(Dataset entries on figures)
────────────────────

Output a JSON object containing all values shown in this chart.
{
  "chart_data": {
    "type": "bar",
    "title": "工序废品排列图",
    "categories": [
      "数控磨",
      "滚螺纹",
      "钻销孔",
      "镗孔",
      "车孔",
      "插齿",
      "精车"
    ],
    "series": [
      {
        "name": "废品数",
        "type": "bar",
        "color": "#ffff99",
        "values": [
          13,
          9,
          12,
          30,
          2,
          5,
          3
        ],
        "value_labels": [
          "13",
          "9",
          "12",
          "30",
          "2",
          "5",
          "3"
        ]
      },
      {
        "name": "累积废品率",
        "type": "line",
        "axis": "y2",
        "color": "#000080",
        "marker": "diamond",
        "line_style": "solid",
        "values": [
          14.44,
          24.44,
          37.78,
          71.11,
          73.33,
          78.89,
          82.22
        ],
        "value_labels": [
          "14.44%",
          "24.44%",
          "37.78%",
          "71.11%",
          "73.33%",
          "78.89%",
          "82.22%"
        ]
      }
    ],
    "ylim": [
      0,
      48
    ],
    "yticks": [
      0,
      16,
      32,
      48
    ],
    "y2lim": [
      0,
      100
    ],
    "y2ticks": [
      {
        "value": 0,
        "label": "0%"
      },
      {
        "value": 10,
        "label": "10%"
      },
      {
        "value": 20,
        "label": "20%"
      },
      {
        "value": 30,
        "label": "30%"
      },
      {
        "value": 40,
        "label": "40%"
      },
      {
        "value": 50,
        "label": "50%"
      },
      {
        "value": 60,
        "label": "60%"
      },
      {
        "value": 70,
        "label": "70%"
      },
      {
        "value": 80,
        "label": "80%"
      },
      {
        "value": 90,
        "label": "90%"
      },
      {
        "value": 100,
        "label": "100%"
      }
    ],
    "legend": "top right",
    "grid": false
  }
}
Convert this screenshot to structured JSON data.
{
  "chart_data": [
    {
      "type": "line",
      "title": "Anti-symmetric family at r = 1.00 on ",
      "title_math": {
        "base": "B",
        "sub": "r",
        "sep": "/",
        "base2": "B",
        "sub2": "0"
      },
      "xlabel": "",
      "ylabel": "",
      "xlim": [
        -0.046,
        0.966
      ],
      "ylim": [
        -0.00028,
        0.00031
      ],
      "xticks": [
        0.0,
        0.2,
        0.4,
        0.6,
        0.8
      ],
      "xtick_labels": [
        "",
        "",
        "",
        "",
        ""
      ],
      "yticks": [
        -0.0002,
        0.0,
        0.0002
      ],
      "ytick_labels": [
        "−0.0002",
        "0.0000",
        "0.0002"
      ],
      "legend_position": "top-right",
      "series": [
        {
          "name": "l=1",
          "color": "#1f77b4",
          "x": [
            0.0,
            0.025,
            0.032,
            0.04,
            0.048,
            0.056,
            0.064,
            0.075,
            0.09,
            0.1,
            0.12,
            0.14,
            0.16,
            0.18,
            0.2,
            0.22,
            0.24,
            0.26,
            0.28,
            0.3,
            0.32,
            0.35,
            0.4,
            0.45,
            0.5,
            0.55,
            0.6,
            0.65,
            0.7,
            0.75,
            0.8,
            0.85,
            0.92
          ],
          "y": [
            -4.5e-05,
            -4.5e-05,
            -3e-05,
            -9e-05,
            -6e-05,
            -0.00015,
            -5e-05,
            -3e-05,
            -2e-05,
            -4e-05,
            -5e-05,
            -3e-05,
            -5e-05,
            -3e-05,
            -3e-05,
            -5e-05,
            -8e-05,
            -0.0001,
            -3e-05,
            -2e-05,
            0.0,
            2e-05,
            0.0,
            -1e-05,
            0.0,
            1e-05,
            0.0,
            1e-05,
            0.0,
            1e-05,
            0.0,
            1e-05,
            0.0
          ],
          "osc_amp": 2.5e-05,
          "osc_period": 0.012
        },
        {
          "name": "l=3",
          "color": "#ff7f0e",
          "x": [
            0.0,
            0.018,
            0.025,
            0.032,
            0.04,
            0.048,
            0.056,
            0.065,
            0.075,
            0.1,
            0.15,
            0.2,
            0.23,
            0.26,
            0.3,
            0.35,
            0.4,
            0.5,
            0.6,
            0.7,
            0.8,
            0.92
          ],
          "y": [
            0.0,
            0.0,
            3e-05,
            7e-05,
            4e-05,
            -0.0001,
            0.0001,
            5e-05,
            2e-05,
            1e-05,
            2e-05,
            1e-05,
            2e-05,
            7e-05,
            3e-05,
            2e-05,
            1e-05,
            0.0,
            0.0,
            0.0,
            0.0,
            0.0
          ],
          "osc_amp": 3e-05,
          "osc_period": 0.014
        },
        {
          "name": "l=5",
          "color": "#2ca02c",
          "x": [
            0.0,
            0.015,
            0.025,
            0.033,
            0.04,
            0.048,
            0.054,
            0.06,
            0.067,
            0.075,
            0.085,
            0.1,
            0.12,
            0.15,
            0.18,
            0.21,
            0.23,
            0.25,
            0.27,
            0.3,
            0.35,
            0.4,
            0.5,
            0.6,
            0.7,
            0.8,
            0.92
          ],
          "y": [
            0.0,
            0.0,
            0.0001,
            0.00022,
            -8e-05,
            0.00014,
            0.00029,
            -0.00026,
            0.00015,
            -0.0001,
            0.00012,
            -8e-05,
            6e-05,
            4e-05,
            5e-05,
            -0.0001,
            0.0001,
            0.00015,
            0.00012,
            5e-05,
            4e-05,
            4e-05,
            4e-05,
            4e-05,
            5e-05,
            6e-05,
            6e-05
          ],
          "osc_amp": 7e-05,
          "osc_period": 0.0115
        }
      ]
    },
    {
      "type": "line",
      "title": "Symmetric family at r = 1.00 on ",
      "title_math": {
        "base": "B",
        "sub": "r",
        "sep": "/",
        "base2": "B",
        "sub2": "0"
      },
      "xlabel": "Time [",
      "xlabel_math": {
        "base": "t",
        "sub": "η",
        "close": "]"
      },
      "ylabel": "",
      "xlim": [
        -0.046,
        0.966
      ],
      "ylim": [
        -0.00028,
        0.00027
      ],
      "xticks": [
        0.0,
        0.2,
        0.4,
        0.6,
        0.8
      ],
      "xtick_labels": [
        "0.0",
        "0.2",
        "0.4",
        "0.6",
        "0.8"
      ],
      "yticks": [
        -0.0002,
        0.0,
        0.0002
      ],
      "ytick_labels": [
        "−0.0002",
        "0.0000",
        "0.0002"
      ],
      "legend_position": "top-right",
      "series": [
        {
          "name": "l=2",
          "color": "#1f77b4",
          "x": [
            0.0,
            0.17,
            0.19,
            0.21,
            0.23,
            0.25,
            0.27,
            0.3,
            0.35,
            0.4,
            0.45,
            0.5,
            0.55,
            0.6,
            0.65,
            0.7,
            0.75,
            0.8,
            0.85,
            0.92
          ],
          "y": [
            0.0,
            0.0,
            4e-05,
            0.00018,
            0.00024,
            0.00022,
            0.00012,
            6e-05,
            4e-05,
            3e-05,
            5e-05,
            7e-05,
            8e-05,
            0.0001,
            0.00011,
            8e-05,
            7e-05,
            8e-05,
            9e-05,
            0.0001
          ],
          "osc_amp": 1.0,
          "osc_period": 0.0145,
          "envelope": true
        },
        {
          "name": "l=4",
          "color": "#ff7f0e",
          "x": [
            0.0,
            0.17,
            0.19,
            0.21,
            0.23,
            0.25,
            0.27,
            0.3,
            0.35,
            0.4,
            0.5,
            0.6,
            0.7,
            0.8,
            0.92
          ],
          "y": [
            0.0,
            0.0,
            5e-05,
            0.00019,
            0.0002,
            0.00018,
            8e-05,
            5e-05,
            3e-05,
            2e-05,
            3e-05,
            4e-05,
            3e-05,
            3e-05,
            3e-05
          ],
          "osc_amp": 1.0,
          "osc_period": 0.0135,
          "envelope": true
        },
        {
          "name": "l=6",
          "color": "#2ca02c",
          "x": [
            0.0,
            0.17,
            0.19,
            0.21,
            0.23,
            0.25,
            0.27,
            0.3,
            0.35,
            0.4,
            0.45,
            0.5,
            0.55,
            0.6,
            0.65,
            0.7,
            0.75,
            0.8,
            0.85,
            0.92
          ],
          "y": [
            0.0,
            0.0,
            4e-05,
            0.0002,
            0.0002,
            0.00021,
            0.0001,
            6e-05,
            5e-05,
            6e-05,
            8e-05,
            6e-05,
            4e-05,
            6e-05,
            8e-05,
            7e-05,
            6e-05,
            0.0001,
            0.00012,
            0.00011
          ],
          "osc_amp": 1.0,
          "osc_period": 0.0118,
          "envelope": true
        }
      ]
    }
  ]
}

────────────────────

▶ [GIVEN INSTRUCTION]: Copy the lines from the entries above in which the word "type" appears.

▶ [EXERCISE SOLUTION]:
    "type": "bar",
        "type": "bar",
        "type": "line",
      "type": "line",
      "type": "line",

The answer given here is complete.